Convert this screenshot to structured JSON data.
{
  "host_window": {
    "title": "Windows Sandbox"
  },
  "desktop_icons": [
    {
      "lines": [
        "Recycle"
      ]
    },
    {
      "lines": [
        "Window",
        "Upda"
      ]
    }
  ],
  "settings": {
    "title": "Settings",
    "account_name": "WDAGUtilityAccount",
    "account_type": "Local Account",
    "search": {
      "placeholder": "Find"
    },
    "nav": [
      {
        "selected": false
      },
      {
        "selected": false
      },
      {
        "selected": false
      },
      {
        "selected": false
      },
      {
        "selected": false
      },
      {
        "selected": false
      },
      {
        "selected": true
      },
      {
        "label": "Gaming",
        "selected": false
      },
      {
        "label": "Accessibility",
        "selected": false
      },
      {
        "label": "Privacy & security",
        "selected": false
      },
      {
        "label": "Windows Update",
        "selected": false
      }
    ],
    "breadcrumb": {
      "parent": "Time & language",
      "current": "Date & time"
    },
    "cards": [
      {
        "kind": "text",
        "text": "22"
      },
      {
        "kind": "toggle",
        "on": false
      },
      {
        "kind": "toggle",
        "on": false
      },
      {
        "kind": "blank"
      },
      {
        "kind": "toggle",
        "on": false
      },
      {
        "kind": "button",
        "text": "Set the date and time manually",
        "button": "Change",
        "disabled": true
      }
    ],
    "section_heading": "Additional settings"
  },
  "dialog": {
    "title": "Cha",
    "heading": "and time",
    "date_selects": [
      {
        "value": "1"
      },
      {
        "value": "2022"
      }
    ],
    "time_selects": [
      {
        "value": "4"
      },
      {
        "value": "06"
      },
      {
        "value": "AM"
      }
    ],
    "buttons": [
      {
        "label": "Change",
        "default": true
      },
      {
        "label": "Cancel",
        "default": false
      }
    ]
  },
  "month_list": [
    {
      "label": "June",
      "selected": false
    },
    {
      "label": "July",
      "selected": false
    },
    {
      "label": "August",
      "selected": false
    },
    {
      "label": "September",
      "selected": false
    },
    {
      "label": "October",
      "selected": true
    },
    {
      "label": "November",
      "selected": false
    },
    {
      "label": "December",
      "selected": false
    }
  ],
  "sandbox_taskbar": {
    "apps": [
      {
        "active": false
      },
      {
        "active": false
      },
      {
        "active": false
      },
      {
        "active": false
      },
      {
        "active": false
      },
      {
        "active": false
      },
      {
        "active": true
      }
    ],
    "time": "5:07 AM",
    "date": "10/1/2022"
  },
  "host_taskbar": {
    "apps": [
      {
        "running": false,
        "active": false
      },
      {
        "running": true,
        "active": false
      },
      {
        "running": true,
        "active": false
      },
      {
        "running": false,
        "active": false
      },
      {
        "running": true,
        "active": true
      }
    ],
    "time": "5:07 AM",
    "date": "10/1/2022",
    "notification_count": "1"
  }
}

•••••

**Exercise**
Find the string "value" in the listing and return every line that holds it.

**Reply**
        "value": "1"
        "value": "2022"
        "value": "4"
        "value": "06"
        "value": "AM"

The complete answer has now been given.